Task >>
Output the records. Match them exactly.

Data supplied >>
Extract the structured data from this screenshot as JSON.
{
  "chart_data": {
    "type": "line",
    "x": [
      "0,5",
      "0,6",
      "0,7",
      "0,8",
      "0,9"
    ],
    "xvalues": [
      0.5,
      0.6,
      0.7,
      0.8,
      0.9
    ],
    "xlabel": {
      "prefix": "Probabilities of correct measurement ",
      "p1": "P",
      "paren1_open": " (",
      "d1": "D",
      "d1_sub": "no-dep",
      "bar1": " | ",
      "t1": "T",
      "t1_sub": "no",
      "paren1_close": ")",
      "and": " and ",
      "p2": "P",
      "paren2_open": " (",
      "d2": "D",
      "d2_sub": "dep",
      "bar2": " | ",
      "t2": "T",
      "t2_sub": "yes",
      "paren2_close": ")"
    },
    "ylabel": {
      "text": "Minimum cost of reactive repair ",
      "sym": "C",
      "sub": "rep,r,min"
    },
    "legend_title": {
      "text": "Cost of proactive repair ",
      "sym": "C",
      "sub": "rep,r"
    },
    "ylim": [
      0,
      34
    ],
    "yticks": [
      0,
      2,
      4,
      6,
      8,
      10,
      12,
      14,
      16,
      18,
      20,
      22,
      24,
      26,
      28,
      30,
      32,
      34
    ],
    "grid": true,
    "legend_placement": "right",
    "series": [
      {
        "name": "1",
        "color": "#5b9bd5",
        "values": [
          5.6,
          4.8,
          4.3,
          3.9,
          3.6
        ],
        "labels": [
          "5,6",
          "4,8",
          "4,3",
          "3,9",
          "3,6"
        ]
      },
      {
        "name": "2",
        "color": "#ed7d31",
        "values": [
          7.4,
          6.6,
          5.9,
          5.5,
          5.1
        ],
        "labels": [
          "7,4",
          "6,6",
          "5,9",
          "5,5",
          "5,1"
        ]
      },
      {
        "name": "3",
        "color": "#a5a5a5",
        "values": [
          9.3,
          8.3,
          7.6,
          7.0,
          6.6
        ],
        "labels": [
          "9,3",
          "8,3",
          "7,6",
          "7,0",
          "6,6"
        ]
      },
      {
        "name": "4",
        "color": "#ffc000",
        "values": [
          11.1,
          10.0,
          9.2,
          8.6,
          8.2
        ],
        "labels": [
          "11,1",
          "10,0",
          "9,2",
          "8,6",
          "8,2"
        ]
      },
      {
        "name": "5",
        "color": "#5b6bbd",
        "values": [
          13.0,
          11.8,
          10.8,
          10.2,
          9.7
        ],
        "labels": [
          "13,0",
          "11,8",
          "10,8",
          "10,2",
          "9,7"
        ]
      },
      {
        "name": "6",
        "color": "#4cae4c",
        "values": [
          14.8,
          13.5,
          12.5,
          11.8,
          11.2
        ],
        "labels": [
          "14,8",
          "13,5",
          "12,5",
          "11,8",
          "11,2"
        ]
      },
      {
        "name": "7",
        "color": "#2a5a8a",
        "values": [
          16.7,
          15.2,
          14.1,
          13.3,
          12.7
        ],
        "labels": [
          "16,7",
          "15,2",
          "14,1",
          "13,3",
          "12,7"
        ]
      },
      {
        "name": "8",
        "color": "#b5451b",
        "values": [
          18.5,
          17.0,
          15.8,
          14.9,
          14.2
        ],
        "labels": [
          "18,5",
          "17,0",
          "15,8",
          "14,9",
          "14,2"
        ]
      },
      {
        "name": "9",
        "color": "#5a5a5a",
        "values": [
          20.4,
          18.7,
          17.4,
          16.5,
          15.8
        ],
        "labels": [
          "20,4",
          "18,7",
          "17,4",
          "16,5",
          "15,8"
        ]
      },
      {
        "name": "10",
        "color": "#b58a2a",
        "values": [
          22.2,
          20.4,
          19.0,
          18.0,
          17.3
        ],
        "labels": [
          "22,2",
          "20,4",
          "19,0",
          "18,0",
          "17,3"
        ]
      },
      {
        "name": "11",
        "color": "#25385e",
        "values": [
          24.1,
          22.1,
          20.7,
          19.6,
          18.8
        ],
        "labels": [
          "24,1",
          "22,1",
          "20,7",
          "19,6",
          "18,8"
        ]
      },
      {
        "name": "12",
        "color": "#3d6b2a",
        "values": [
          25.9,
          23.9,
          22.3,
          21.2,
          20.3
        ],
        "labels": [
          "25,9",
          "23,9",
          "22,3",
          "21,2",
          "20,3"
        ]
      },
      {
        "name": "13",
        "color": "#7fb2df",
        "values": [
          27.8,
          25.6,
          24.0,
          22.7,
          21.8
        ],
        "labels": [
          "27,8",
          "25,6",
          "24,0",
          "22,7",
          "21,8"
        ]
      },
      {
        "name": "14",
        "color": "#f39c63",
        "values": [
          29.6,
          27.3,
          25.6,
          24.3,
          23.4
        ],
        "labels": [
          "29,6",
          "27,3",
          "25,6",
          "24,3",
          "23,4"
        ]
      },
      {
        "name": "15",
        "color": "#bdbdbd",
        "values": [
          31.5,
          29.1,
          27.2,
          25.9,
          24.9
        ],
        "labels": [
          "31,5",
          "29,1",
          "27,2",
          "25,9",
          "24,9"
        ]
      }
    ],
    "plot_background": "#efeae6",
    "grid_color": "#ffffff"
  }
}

Response to the task >>
Extract the structured data from this screenshot as JSON.
{
  "chart_data": {
    "type": "line",
    "x": [
      "0,5",
      "0,6",
      "0,7",
      "0,8",
      "0,9"
    ],
    "xvalues": [
      0.5,
      0.6,
      0.7,
      0.8,
      0.9
    ],
    "xlabel": {
      "prefix": "Probabilities of correct measurement ",
      "p1": "P",
      "paren1_open": " (",
      "d1": "D",
      "d1_sub": "no-dep",
      "bar1": " | ",
      "t1": "T",
      "t1_sub": "no",
      "paren1_close": ")",
      "and": " and ",
      "p2": "P",
      "paren2_open": " (",
      "d2": "D",
      "d2_sub": "dep",
      "bar2": " | ",
      "t2": "T",
      "t2_sub": "yes",
      "paren2_close": ")"
    },
    "ylabel": {
      "text": "Minimum cost of reactive repair ",
      "sym": "C",
      "sub": "rep,r,min"
    },
    "legend_title": {
      "text": "Cost of proactive repair ",
      "sym": "C",
      "sub": "rep,r"
    },
    "ylim": [
      0,
      34
    ],
    "yticks": [
      0,
      2,
      4,
      6,
      8,
      10,
      12,
      14,
      16,
      18,
      20,
      22,
      24,
      26,
      28,
      30,
      32,
      34
    ],
    "grid": true,
    "legend_placement": "right",
    "series": [
      {
        "name": "1",
        "color": "#5b9bd5",
        "values": [
          5.6,
          4.8,
          4.3,
          3.9,
          3.6
        ],
        "labels": [
          "5,6",
          "4,8",
          "4,3",
          "3,9",
          "3,6"
        ]
      },
      {
        "name": "2",
        "color": "#ed7d31",
        "values": [
          7.4,
          6.6,
          5.9,
          5.5,
          5.1
        ],
        "labels": [
          "7,4",
          "6,6",
          "5,9",
          "5,5",
          "5,1"
        ]
      },
      {
        "name": "3",
        "color": "#a5a5a5",
        "values": [
          9.3,
          8.3,
          7.6,
          7.0,
          6.6
        ],
        "labels": [
          "9,3",
          "8,3",
          "7,6",
          "7,0",
          "6,6"
        ]
      },
      {
        "name": "4",
        "color": "#ffc000",
        "values": [
          11.1,
          10.0,
          9.2,
          8.6,
          8.2
        ],
        "labels": [
          "11,1",
          "10,0",
          "9,2",
          "8,6",
          "8,2"
        ]
      },
      {
        "name": "5",
        "color": "#5b6bbd",
        "values": [
          13.0,
          11.8,
          10.8,
          10.2,
          9.7
        ],
        "labels": [
          "13,0",
          "11,8",
          "10,8",
          "10,2",
          "9,7"
        ]
      },
      {
        "name": "6",
        "color": "#4cae4c",
        "values": [
          14.8,
          13.5,
          12.5,
          11.8,
          11.2
        ],
        "labels": [
          "14,8",
          "13,5",
          "12,5",
          "11,8",
          "11,2"
        ]
      },
      {
        "name": "7",
        "color": "#2a5a8a",
        "values": [
          16.7,
          15.2,
          14.1,
          13.3,
          12.7
        ],
        "labels": [
          "16,7",
          "15,2",
          "14,1",
          "13,3",
          "12,7"
        ]
      },
      {
        "name": "8",
        "color": "#b5451b",
        "values": [
          18.5,
          17.0,
          15.8,
          14.9,
          14.2
        ],
        "labels": [
          "18,5",
          "17,0",
          "15,8",
          "14,9",
          "14,2"
        ]
      },
      {
        "name": "9",
        "color": "#5a5a5a",
        "values": [
          20.4,
          18.7,
          17.4,
          16.5,
          15.8
        ],
        "labels": [
          "20,4",
          "18,7",
          "17,4",
          "16,5",
          "15,8"
        ]
      },
      {
        "name": "10",
        "color": "#b58a2a",
        "values": [
          22.2,
          20.4,
          19.0,
          18.0,
          17.3
        ],
        "labels": [
          "22,2",
          "20,4",
          "19,0",
          "18,0",
          "17,3"
        ]
      },
      {
        "name": "11",
        "color": "#25385e",
        "values": [
          24.1,
          22.1,
          20.7,
          19.6,
          18.8
        ],
        "labels": [
          "24,1",
          "22,1",
          "20,7",
          "19,6",
          "18,8"
        ]
      },
      {
        "name": "12",
        "color": "#3d6b2a",
        "values": [
          25.9,
          23.9,
          22.3,
          21.2,
          20.3
        ],
        "labels": [
          "25,9",
          "23,9",
          "22,3",
          "21,2",
          "20,3"
        ]
      },
      {
        "name": "13",
        "color": "#7fb2df",
        "values": [
          27.8,
          25.6,
          24.0,
          22.7,
          21.8
        ],
        "labels": [
          "27,8",
          "25,6",
          "24,0",
          "22,7",
          "21,8"
        ]
      },
      {
        "name": "14",
        "color": "#f39c63",
        "values": [
          29.6,
          27.3,
          25.6,
          24.3,
          23.4
        ],
        "labels": [
          "29,6",
          "27,3",
          "25,6",
          "24,3",
          "23,4"
        ]
      },
      {
        "name": "15",
        "color": "#bdbdbd",
        "values": [
          31.5,
          29.1,
          27.2,
          25.9,
          24.9
        ],
        "labels": [
          "31,5",
          "29,1",
          "27,2",
          "25,9",
          "24,9"
        ]
      }
    ],
    "plot_background": "#efeae6",
    "grid_color": "#ffffff"
  }
}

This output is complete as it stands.